— Start INFORMATION PROVIDED —
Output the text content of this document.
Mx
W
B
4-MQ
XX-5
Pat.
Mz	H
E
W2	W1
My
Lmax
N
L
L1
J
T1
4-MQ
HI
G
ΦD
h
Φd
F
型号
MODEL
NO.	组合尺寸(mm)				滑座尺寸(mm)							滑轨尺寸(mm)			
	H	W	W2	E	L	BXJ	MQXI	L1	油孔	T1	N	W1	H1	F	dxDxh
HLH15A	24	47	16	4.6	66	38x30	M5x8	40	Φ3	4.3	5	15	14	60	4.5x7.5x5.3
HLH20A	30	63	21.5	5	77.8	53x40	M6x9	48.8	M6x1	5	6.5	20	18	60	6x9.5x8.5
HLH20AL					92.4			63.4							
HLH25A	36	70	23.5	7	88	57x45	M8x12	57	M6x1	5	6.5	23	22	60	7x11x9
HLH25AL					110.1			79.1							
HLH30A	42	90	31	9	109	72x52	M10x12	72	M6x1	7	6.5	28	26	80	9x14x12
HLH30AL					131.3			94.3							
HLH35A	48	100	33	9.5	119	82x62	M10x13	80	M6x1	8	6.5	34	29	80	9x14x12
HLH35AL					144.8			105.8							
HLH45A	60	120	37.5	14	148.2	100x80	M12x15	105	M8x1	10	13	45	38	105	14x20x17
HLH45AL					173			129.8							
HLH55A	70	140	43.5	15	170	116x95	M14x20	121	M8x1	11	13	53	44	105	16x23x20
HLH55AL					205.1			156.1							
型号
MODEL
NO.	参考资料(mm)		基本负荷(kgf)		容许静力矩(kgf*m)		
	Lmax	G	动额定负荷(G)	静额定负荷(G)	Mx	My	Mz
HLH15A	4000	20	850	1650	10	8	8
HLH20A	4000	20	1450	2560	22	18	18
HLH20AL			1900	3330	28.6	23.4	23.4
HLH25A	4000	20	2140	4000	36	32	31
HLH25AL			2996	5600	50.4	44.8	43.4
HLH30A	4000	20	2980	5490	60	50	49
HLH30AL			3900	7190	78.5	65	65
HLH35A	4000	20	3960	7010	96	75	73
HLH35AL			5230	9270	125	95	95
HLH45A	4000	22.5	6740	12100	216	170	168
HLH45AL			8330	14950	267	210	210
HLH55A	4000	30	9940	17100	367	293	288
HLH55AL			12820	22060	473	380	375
— End INFORMATION PROVIDED —
§ GOAL:
Your task is to print the whole listing again exactly.

§ FINAL RESULT:
Output the text content of this document.
Mx
W
B
4-MQ
XX-5
Pat.
Mz	H
E
W2	W1
My
Lmax
N
L
L1
J
T1
4-MQ
HI
G
ΦD
h
Φd
F
型号
MODEL
NO.	组合尺寸(mm)				滑座尺寸(mm)							滑轨尺寸(mm)			
	H	W	W2	E	L	BXJ	MQXI	L1	油孔	T1	N	W1	H1	F	dxDxh
HLH15A	24	47	16	4.6	66	38x30	M5x8	40	Φ3	4.3	5	15	14	60	4.5x7.5x5.3
HLH20A	30	63	21.5	5	77.8	53x40	M6x9	48.8	M6x1	5	6.5	20	18	60	6x9.5x8.5
HLH20AL					92.4			63.4							
HLH25A	36	70	23.5	7	88	57x45	M8x12	57	M6x1	5	6.5	23	22	60	7x11x9
HLH25AL					110.1			79.1							
HLH30A	42	90	31	9	109	72x52	M10x12	72	M6x1	7	6.5	28	26	80	9x14x12
HLH30AL					131.3			94.3							
HLH35A	48	100	33	9.5	119	82x62	M10x13	80	M6x1	8	6.5	34	29	80	9x14x12
HLH35AL					144.8			105.8							
HLH45A	60	120	37.5	14	148.2	100x80	M12x15	105	M8x1	10	13	45	38	105	14x20x17
HLH45AL					173			129.8							
HLH55A	70	140	43.5	15	170	116x95	M14x20	121	M8x1	11	13	53	44	105	16x23x20
HLH55AL					205.1			156.1							
型号
MODEL
NO.	参考资料(mm)		基本负荷(kgf)		容许静力矩(kgf*m)		
	Lmax	G	动额定负荷(G)	静额定负荷(G)	Mx	My	Mz
HLH15A	4000	20	850	1650	10	8	8
HLH20A	4000	20	1450	2560	22	18	18
HLH20AL			1900	3330	28.6	23.4	23.4
HLH25A	4000	20	2140	4000	36	32	31
HLH25AL			2996	5600	50.4	44.8	43.4
HLH30A	4000	20	2980	5490	60	50	49
HLH30AL			3900	7190	78.5	65	65
HLH35A	4000	20	3960	7010	96	75	73
HLH35AL			5230	9270	125	95	95
HLH45A	4000	22.5	6740	12100	216	170	168
HLH45AL			8330	14950	267	210	210
HLH55A	4000	30	9940	17100	367	293	288
HLH55AL			12820	22060	473	380	375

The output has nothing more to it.